### APPLY WHAT YOU READ
1. Condense the paragraph of the Mars article that begins "In a presentation on" into a shorter version that keeps its main facts.
2. Reproduce the part of the Mars article starting at "That's the message" and ending at "bones, Pawelczyk said.", but switch "payload specialist" to "mission specialist".

Boning Up on the Trip to Mars
The first astroaut to rocket to Mars may need a milk moustache.
That's the message from physiologist Jim Pawelczyk '82, who was a payload specialist on Space Shuttle Columbia's 1998 space voyage.
Using current technology, astronauts on such a voyage would lose one-half of the calcium and other minerals in their bones, Pawelczyk said.
"Somehow we have to counteract that," he told the capacity crowd at the Palestra. "Or when the astronauts land on Mars, they'll have such weak bones that they'll break a hip when they walk."
In a presentation on "Space: The Unforgettable Journey," Pawelczyk shared some of the highs and lows of space travel culled from his work as a scientist and from his 16-day mission in 1998 on Columbia. (Now an assistant professor of physiology and kinesiology at Penn State, Pawelczyk says he got his start in research at the River Campus sports complex pool: As an undergraduate he worked on a study that revolutionized the way collegiate swimmers take their marks.)

### RECORDS
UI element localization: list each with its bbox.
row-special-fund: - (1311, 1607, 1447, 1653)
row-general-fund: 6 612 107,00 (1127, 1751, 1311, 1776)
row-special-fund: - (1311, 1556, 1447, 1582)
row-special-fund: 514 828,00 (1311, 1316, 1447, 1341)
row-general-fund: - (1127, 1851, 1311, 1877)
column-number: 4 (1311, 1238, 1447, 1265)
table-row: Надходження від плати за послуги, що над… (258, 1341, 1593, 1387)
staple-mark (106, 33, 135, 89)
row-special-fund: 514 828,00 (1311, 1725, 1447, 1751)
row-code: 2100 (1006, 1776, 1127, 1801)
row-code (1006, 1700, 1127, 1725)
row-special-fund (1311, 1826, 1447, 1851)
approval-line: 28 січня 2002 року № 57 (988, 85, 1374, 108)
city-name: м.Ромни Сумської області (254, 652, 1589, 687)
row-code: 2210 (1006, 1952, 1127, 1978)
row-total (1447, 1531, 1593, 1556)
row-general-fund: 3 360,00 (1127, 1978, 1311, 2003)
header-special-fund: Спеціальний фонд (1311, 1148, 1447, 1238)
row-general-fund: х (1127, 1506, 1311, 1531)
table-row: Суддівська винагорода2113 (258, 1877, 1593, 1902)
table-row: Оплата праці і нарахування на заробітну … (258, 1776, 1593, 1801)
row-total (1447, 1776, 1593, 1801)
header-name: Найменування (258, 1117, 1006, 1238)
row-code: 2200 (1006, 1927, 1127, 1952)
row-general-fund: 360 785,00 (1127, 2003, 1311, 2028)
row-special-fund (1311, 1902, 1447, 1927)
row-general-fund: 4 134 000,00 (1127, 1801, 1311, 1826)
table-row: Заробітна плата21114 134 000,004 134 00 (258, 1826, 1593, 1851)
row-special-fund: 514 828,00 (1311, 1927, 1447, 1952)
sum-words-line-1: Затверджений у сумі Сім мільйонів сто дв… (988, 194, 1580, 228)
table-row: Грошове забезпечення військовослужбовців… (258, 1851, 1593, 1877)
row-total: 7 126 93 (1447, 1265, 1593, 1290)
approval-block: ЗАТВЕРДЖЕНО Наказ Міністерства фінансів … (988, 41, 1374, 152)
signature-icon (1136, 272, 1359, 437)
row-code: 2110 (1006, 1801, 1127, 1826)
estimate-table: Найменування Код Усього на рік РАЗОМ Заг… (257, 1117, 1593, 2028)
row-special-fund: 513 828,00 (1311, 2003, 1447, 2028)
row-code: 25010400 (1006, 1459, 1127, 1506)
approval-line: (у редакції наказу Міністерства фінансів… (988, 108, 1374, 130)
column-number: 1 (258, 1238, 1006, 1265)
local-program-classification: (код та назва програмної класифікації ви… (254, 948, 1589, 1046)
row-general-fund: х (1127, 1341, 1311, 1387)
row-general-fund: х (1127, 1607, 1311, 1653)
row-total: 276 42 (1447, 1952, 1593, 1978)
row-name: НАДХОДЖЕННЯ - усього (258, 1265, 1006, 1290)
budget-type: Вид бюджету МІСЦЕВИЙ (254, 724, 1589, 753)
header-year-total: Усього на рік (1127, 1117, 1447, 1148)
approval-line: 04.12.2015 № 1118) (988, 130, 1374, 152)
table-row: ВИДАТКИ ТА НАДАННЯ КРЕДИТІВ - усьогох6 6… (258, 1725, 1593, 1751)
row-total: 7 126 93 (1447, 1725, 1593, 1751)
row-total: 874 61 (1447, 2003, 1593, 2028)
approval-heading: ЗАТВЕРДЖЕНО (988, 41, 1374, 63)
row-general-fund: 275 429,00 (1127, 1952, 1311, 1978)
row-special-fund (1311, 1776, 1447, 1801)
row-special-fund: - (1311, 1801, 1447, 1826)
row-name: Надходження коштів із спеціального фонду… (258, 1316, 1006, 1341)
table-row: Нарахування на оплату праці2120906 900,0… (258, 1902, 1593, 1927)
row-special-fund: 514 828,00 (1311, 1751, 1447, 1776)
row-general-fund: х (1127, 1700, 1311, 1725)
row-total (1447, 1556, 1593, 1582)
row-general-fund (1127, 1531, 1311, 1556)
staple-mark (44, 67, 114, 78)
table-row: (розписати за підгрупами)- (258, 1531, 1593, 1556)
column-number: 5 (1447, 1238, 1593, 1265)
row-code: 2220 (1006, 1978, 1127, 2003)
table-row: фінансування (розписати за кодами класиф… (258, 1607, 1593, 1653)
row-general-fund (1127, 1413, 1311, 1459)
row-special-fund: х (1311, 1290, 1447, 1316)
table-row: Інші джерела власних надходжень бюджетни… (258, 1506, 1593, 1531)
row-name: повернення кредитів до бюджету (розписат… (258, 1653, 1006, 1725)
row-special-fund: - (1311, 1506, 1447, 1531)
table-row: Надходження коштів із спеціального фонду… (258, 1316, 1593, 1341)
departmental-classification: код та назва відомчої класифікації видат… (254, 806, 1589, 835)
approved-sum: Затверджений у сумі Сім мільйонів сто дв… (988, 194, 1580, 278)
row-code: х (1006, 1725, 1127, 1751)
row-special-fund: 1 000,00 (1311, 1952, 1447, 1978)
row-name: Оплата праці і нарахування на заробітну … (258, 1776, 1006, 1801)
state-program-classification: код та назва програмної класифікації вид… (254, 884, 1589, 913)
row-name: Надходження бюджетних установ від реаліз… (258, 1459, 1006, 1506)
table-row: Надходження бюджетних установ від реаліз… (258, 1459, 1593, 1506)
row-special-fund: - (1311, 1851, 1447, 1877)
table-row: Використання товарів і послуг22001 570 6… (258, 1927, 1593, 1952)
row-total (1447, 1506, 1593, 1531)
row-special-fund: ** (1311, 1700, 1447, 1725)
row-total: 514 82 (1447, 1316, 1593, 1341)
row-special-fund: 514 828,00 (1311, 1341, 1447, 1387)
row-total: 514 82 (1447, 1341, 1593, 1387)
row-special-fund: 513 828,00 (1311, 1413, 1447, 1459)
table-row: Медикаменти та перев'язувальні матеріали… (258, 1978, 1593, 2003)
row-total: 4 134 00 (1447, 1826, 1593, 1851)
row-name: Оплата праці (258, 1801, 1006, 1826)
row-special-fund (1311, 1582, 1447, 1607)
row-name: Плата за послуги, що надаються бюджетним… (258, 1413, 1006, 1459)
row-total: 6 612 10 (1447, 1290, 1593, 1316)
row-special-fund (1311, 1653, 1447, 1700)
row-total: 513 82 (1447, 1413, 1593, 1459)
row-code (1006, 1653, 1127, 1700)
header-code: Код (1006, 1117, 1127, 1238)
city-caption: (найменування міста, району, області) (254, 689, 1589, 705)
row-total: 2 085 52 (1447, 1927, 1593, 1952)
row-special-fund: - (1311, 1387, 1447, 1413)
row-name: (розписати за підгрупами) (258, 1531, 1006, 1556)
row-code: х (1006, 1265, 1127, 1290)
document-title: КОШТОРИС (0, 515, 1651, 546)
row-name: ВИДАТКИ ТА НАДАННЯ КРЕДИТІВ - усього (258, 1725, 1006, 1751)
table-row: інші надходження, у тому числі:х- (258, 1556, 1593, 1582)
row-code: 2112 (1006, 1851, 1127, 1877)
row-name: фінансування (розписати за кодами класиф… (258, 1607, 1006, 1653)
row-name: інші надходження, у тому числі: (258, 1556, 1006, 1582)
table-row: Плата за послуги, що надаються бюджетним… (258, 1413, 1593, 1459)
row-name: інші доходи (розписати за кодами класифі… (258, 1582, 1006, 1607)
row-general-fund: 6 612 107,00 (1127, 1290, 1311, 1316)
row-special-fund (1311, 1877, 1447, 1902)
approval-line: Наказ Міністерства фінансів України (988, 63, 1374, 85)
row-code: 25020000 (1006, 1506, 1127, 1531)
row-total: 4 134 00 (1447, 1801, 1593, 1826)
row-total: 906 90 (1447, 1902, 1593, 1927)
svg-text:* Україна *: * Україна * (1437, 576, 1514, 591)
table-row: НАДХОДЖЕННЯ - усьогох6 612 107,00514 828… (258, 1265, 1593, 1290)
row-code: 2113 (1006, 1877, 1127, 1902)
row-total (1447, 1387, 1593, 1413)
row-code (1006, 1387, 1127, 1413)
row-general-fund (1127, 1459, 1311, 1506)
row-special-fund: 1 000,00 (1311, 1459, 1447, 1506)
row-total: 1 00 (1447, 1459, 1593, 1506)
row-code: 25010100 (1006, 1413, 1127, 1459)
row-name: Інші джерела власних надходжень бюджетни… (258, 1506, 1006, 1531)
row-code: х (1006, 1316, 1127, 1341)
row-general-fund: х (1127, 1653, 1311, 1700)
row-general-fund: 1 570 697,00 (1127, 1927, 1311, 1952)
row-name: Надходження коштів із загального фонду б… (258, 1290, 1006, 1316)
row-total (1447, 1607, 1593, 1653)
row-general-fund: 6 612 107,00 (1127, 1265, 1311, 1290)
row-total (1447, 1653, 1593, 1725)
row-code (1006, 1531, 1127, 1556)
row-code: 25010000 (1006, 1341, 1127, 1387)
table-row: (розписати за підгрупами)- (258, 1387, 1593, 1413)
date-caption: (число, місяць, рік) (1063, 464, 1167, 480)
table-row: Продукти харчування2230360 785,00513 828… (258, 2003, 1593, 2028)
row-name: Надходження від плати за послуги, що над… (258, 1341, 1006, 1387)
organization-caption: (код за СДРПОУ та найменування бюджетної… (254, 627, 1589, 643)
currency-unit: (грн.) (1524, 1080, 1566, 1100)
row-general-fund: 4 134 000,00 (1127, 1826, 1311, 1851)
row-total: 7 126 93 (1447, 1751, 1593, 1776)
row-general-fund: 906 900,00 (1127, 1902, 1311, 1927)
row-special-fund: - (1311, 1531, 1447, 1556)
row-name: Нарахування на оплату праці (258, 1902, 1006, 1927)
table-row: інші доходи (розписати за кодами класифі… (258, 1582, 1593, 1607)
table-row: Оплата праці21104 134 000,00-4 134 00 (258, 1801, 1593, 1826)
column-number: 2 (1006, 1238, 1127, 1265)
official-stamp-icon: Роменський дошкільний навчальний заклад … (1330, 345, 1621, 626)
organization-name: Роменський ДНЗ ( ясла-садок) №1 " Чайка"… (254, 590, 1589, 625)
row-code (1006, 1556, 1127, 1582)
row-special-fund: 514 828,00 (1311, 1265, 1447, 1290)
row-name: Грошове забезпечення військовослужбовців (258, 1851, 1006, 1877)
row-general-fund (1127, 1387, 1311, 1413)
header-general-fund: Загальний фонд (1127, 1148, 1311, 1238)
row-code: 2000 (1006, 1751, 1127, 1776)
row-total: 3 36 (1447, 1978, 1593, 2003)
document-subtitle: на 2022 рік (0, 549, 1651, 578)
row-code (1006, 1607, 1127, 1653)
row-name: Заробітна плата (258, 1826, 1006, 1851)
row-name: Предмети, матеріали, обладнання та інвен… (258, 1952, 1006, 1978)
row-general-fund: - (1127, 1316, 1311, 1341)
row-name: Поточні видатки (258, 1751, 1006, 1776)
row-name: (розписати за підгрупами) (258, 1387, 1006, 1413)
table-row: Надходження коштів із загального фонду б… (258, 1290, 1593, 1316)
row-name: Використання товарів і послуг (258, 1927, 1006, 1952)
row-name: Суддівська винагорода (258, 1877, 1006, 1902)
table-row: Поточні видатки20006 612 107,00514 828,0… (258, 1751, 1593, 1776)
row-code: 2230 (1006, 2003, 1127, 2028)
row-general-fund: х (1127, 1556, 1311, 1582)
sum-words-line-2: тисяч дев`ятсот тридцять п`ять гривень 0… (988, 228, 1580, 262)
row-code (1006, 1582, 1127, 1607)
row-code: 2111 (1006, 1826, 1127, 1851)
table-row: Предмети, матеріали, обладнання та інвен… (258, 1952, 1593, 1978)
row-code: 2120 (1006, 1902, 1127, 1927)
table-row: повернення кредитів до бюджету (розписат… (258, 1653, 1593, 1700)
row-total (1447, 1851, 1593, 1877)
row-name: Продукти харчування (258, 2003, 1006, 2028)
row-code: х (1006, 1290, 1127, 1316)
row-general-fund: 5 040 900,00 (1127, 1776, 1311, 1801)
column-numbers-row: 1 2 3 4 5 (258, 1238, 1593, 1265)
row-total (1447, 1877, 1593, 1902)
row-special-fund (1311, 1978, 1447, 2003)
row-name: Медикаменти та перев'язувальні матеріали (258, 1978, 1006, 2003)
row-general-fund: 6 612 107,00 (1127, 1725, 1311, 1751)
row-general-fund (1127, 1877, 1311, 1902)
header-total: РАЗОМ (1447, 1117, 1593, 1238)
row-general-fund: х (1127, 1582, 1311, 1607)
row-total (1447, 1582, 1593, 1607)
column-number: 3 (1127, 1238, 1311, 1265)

### TASK RESULTS
1. In his talk "Space: The Unforgettable Journey," Pawelczyk described highs and lows of space travel drawn from his scientific work and his 16-day 1998 Columbia mission. He is now an assistant professor of physiology and kinesiology at Penn State. He began research in the River Campus sports complex pool, where as an undergraduate he worked on a study that revolutionized how collegiate swimmers take their marks.

2.
That's the message from physiologist Jim Pawelczyk '82, who was a mission specialist on Space Shuttle Columbia's 1998 space voyage.
Using current technology, astronauts on such a voyage would lose one-half of the calcium and other minerals in their bones, Pawelczyk said.